__Set problem__.
Everything in the data should be repeated exactly, save for the images.
++++++++++++++++++++
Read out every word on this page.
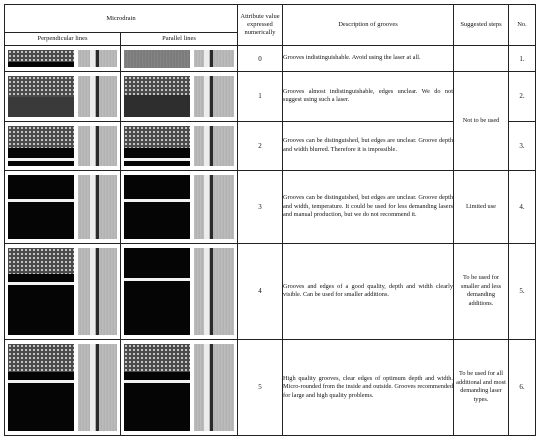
Microdrain		Attribute value expressed numerically	Description of grooves	Suggested steps	No.
Perpendicular lines	Parallel lines				

	0	Grooves indistinguishable. Avoid using the laser at all.		1.

	1	Grooves almost indistinguishable, edges unclear. We do not suggest using such a laser.	Not to be used	2.

	2	Grooves can be distinguished, but edges are unclear. Groove depth and width blurred. Therefore it is impossible.		3.

	3	Grooves can be distinguished, but edges are unclear. Groove depth and width, temperature. It could be used for less demanding lasers and manual production, but we do not recommend it.	Limited use	4.

	4	Grooves and edges of a good quality, depth and width clearly visible. Can be used for smaller additions.	To be used for smaller and less demanding additions.	5.

	5	High quality grooves, clear edges of optimum depth and width. Micro-rounded from the inside and outside. Grooves recommended for large and high quality problems.	To be used for all additional and most demanding laser types.	6.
++++++++++++++++++++
__Completed task__.
Read out every word on this page.
Microdrain		Attribute value expressed numerically	Description of grooves	Suggested steps	No.
Perpendicular lines	Parallel lines				

	0	Grooves indistinguishable. Avoid using the laser at all.		1.

	1	Grooves almost indistinguishable, edges unclear. We do not suggest using such a laser.	Not to be used	2.

	2	Grooves can be distinguished, but edges are unclear. Groove depth and width blurred. Therefore it is impossible.		3.

	3	Grooves can be distinguished, but edges are unclear. Groove depth and width, temperature. It could be used for less demanding lasers and manual production, but we do not recommend it.	Limited use	4.

	4	Grooves and edges of a good quality, depth and width clearly visible. Can be used for smaller additions.	To be used for smaller and less demanding additions.	5.

	5	High quality grooves, clear edges of optimum depth and width. Micro-rounded from the inside and outside. Grooves recommended for large and high quality problems.	To be used for all additional and most demanding laser types.	6.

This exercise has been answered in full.